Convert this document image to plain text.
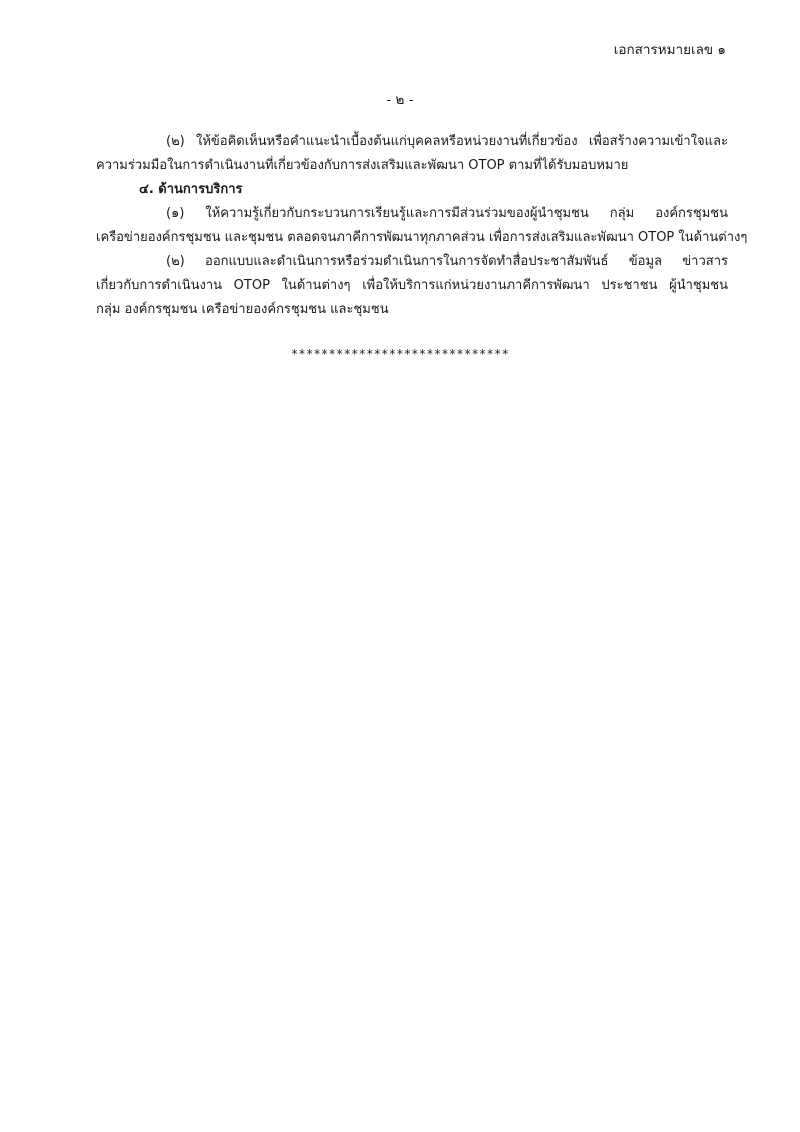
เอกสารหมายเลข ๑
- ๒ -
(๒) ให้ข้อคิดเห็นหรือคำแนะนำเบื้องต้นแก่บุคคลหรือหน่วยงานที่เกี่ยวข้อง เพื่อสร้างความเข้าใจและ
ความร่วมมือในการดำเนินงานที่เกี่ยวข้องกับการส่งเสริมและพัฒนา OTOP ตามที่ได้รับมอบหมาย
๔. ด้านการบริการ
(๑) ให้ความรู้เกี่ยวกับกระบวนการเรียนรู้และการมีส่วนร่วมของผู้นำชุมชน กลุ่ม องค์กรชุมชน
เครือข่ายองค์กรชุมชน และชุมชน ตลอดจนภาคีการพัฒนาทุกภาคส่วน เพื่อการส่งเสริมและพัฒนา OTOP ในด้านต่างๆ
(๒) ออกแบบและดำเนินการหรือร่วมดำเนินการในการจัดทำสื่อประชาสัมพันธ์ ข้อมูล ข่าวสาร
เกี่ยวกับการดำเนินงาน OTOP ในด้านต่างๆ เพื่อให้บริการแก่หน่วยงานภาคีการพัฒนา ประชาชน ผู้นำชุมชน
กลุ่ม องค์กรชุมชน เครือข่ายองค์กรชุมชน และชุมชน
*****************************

* **Requirements**
In the listing, find every line containing the word "ความร" and list it.

* **Task result**
ความร่วมมือในการดำเนินงานที่เกี่ยวข้องกับการส่งเสริมและพัฒนา OTOP ตามที่ได้รับมอบหมาย
(๑) ให้ความรู้เกี่ยวกับกระบวนการเรียนรู้และการมีส่วนร่วมของผู้นำชุมชน กลุ่ม องค์กรชุมชน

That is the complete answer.